Goal
Copy out the items between the line containing "chevron-down-icon[interactable]: [251, 30, 299, 40]" and the line containing "led-icon: [113, 172, 117, 175]", inclusive, with no changes.

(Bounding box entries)
———

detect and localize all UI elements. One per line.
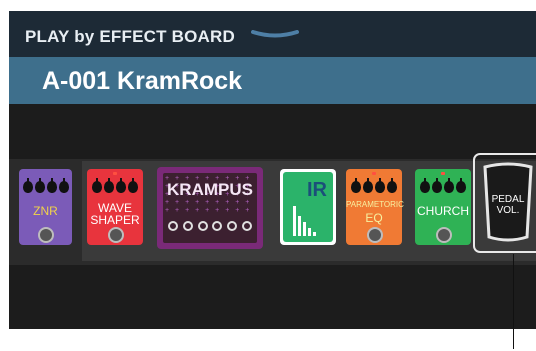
chevron-down-icon[interactable]: [251, 30, 299, 40]
pedal-label: ZNR: [33, 204, 58, 218]
patch-name: A-001 KramRock: [42, 67, 243, 95]
header-bar: PLAY by EFFECT BOARD: [9, 11, 536, 57]
knob-row: [87, 178, 143, 193]
krampus-panel: + + + + + + + + + + + + + + + + + + + + …: [163, 173, 257, 243]
pedal-label: CHURCH: [417, 204, 469, 218]
pedal-label: IR: [307, 179, 327, 201]
ir-face: IR: [283, 172, 333, 242]
pedal-label-line2: SHAPER: [90, 213, 140, 227]
pedal-parametoric-eq[interactable]: PARAMETORIC EQ: [346, 169, 404, 245]
footswitch-icon: [108, 227, 124, 243]
pedal-label-line1: PEDAL: [491, 194, 525, 205]
pedal-krampus[interactable]: + + + + + + + + + + + + + + + + + + + + …: [157, 167, 263, 249]
footswitch-icon: [367, 227, 383, 243]
callout-line: [513, 254, 514, 349]
pedal-volume[interactable]: PEDAL VOL.: [481, 161, 535, 245]
led-icon: [441, 172, 445, 175]
impulse-bars-icon: [293, 206, 316, 236]
pedal-label: KRAMPUS: [167, 180, 253, 199]
pedal-label-line1: PARAMETORIC: [346, 200, 404, 209]
pedal-znr[interactable]: ZNR: [19, 169, 72, 245]
pedal-label-line2: VOL.: [496, 205, 520, 216]
patch-bar[interactable]: A-001 KramRock: [9, 57, 536, 104]
footswitch-icon: [436, 227, 452, 243]
knob-row: [19, 178, 72, 193]
screen-title: PLAY by EFFECT BOARD: [25, 27, 235, 46]
pedal-church[interactable]: CHURCH: [415, 169, 471, 245]
pedal-ir[interactable]: IR: [280, 169, 336, 245]
knob-row: [168, 221, 252, 231]
led-icon: [113, 172, 117, 175]
pedal-wave-shaper[interactable]: WAVE SHAPER: [87, 169, 143, 245]
selected-pedal-frame[interactable]: PEDAL VOL.: [473, 153, 536, 253]
led-icon: [372, 172, 376, 175]
pedal-label-line2: EQ: [365, 211, 383, 225]
footswitch-icon: [38, 227, 54, 243]
effect-board-screen: PLAY by EFFECT BOARD A-001 KramRock ZNR …: [9, 11, 536, 329]
knob-row: [346, 178, 402, 193]
effect-board: ZNR WAVE SHAPER + + + + + + + + + + + + …: [9, 159, 536, 265]
knob-row: [415, 178, 471, 193]
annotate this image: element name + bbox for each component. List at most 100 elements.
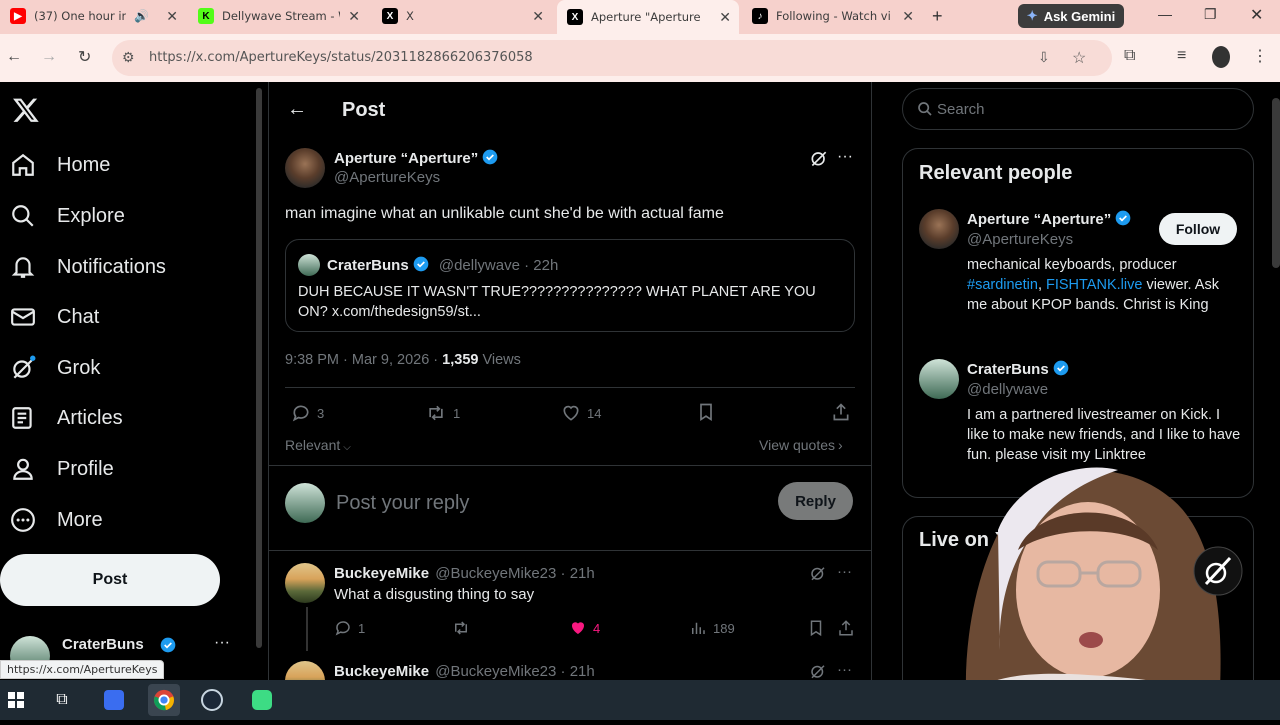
repost-icon[interactable] [451, 619, 471, 642]
avatar[interactable] [919, 359, 959, 399]
address-bar[interactable]: ⚙ https://x.com/ApertureKeys/status/2031… [112, 40, 1112, 76]
bookmark-icon[interactable] [696, 402, 716, 427]
more-dots-icon[interactable]: ··· [214, 634, 230, 652]
follow-button[interactable]: Follow [1159, 213, 1237, 245]
restore-icon[interactable]: ❐ [1204, 6, 1217, 23]
reload-icon[interactable]: ↻ [78, 47, 91, 67]
bookmark-icon[interactable] [807, 619, 825, 642]
post-author[interactable]: Aperture “Aperture” [334, 149, 498, 167]
new-tab-button[interactable]: + [932, 6, 943, 27]
ask-gemini-button[interactable]: ✦ Ask Gemini [1018, 4, 1124, 28]
scrollbar[interactable] [256, 88, 262, 648]
person-name[interactable]: Aperture “Aperture” [967, 211, 1111, 228]
like-action[interactable]: 4 [569, 619, 600, 637]
reply-item[interactable]: BuckeyeMike @BuckeyeMike23 · 21h ··· [269, 651, 871, 680]
nav-home[interactable]: Home [10, 145, 110, 185]
tab-active-post[interactable]: X Aperture "Aperture" o ✕ [557, 0, 739, 34]
sort-dropdown[interactable]: Relevant ⌵ [285, 437, 351, 453]
search-input[interactable]: Search [902, 88, 1254, 130]
reply-action[interactable]: 1 [334, 619, 365, 637]
nav-explore[interactable]: Explore [10, 196, 125, 236]
reply-button[interactable]: Reply [778, 482, 853, 520]
avatar[interactable] [285, 148, 325, 188]
author-name[interactable]: Aperture “Aperture” [334, 150, 478, 167]
quoted-post[interactable]: CraterBuns @dellywave · 22h DUH BECAUSE … [285, 239, 855, 332]
share-icon[interactable] [831, 402, 851, 427]
avatar[interactable] [285, 563, 325, 603]
steam-icon[interactable] [196, 684, 228, 716]
more-dots-icon[interactable]: ··· [837, 563, 852, 580]
reply-item[interactable]: BuckeyeMike @BuckeyeMike23 · 21h ··· Wha… [269, 551, 871, 651]
share-icon[interactable] [837, 619, 855, 642]
nav-notifications[interactable]: Notifications [10, 247, 166, 287]
avatar[interactable] [919, 209, 959, 249]
close-window-icon[interactable]: ✕ [1250, 5, 1263, 25]
grok-icon[interactable] [809, 148, 829, 173]
grok-icon[interactable] [809, 662, 827, 680]
nav-grok[interactable]: Grok [10, 348, 100, 388]
close-tab-icon[interactable]: ✕ [532, 8, 544, 25]
back-icon[interactable]: ← [6, 48, 22, 66]
post-button[interactable]: Post [0, 554, 220, 606]
hashtag-link[interactable]: #sardinetin [967, 277, 1038, 293]
tab-youtube[interactable]: ▶ (37) One hour in 🔊 ✕ [0, 2, 186, 30]
person-header[interactable]: CraterBuns [967, 360, 1069, 378]
extensions-icon[interactable]: ⧉ [1124, 47, 1135, 65]
reply-action[interactable]: 3 [291, 403, 324, 423]
close-tab-icon[interactable]: ✕ [902, 8, 914, 25]
nav-more[interactable]: More [10, 500, 103, 540]
x-logo-icon[interactable] [12, 96, 40, 131]
tab-tiktok[interactable]: ♪ Following - Watch vi ✕ [742, 2, 922, 30]
reply-time[interactable]: 21h [570, 565, 595, 582]
nav-label: Notifications [57, 255, 166, 278]
nav-label: Profile [57, 457, 114, 480]
more-dots-icon[interactable]: ··· [837, 148, 853, 166]
view-quotes-link[interactable]: View quotes › [759, 437, 843, 453]
bio-link[interactable]: FISHTANK.live [1046, 277, 1142, 293]
avatar[interactable] [285, 661, 325, 680]
reply-author-handle[interactable]: @BuckeyeMike23 [435, 663, 556, 680]
person-handle[interactable]: @dellywave [967, 381, 1048, 398]
nav-articles[interactable]: Articles [10, 398, 123, 438]
tab-label: Following - Watch vi [776, 9, 891, 23]
post-timestamp[interactable]: 9:38 PM · Mar 9, 2026 · [285, 352, 442, 368]
app-icon[interactable] [98, 684, 130, 716]
person-header[interactable]: Aperture “Aperture” [967, 210, 1131, 228]
grok-icon[interactable] [809, 564, 827, 587]
chrome-icon[interactable] [148, 684, 180, 716]
nav-chat[interactable]: Chat [10, 297, 99, 337]
person-handle[interactable]: @ApertureKeys [967, 231, 1073, 248]
bookmark-star-icon[interactable]: ☆ [1072, 48, 1086, 68]
tab-x[interactable]: X X ✕ [372, 2, 552, 30]
repost-action[interactable]: 1 [425, 403, 460, 423]
site-info-icon[interactable]: ⚙ [122, 49, 135, 66]
url-text[interactable]: https://x.com/ApertureKeys/status/203118… [149, 50, 533, 65]
close-tab-icon[interactable]: ✕ [719, 9, 731, 26]
reply-author-name[interactable]: BuckeyeMike [334, 663, 429, 680]
close-tab-icon[interactable]: ✕ [166, 8, 178, 25]
task-view-icon[interactable]: ⧉ [46, 684, 78, 716]
reply-input[interactable]: Post your reply [336, 492, 469, 515]
scrollbar[interactable] [1272, 98, 1280, 268]
back-arrow-icon[interactable]: ← [287, 98, 307, 121]
menu-dots-icon[interactable]: ⋮ [1252, 46, 1268, 66]
close-tab-icon[interactable]: ✕ [348, 8, 360, 25]
like-action[interactable]: 14 [561, 403, 601, 423]
app-icon[interactable] [246, 684, 278, 716]
media-controls-icon[interactable]: ≡ [1177, 47, 1186, 65]
forward-icon[interactable]: → [41, 48, 57, 66]
more-dots-icon[interactable]: ··· [837, 661, 852, 678]
reply-author-handle[interactable]: @BuckeyeMike23 [435, 565, 556, 582]
reply-author-name[interactable]: BuckeyeMike [334, 565, 429, 582]
author-handle[interactable]: @ApertureKeys [334, 169, 440, 186]
install-app-icon[interactable]: ⇩ [1038, 49, 1050, 66]
minimize-icon[interactable]: — [1158, 6, 1172, 22]
person-name[interactable]: CraterBuns [967, 361, 1049, 378]
speaker-icon[interactable]: 🔊 [134, 9, 149, 23]
windows-start-icon[interactable] [0, 684, 32, 716]
profile-avatar[interactable] [1212, 46, 1230, 68]
tab-kick[interactable]: K Dellywave Stream - W ✕ [188, 2, 368, 30]
reply-time[interactable]: 21h [570, 663, 595, 680]
views-action[interactable]: 189 [689, 619, 735, 637]
nav-profile[interactable]: Profile [10, 449, 114, 489]
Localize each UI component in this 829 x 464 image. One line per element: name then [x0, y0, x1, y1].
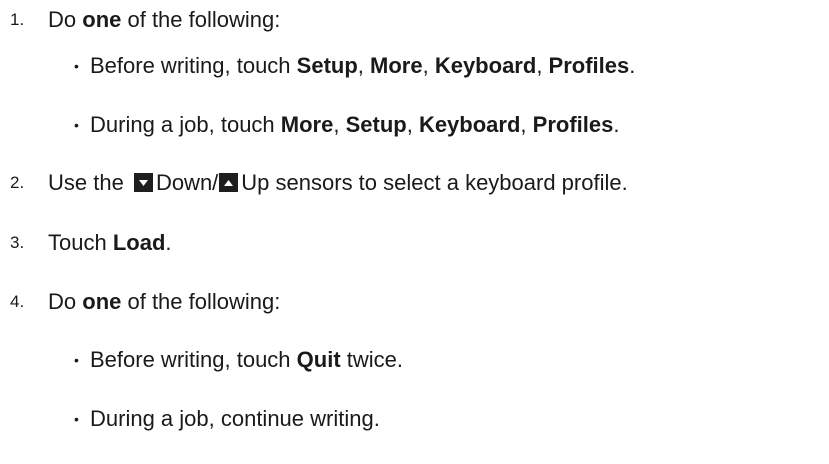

———

Answer to this exercise
chevron-down-icon[interactable]: [251, 30, 299, 40]
pedal-label: ZNR: [33, 204, 58, 218]
patch-name: A-001 KramRock: [42, 67, 243, 95]
header-bar: PLAY by EFFECT BOARD: [9, 11, 536, 57]
knob-row: [87, 178, 143, 193]
krampus-panel: + + + + + + + + + + + + + + + + + + + + …: [163, 173, 257, 243]
pedal-label: CHURCH: [417, 204, 469, 218]
pedal-label: IR: [307, 179, 327, 201]
ir-face: IR: [283, 172, 333, 242]
pedal-label-line2: SHAPER: [90, 213, 140, 227]
pedal-parametoric-eq[interactable]: PARAMETORIC EQ: [346, 169, 404, 245]
footswitch-icon: [108, 227, 124, 243]
pedal-label-line1: PEDAL: [491, 194, 525, 205]
pedal-krampus[interactable]: + + + + + + + + + + + + + + + + + + + + …: [157, 167, 263, 249]
footswitch-icon: [367, 227, 383, 243]
callout-line: [513, 254, 514, 349]
pedal-volume[interactable]: PEDAL VOL.: [481, 161, 535, 245]
led-icon: [441, 172, 445, 175]
impulse-bars-icon: [293, 206, 316, 236]
pedal-label: KRAMPUS: [167, 180, 253, 199]
pedal-label-line1: PARAMETORIC: [346, 200, 404, 209]
pedal-znr[interactable]: ZNR: [19, 169, 72, 245]
pedal-label-line2: VOL.: [496, 205, 520, 216]
patch-bar[interactable]: A-001 KramRock: [9, 57, 536, 104]
footswitch-icon: [436, 227, 452, 243]
knob-row: [19, 178, 72, 193]
screen-title: PLAY by EFFECT BOARD: [25, 27, 235, 46]
pedal-church[interactable]: CHURCH: [415, 169, 471, 245]
pedal-ir[interactable]: IR: [280, 169, 336, 245]
knob-row: [168, 221, 252, 231]
led-icon: [113, 172, 117, 175]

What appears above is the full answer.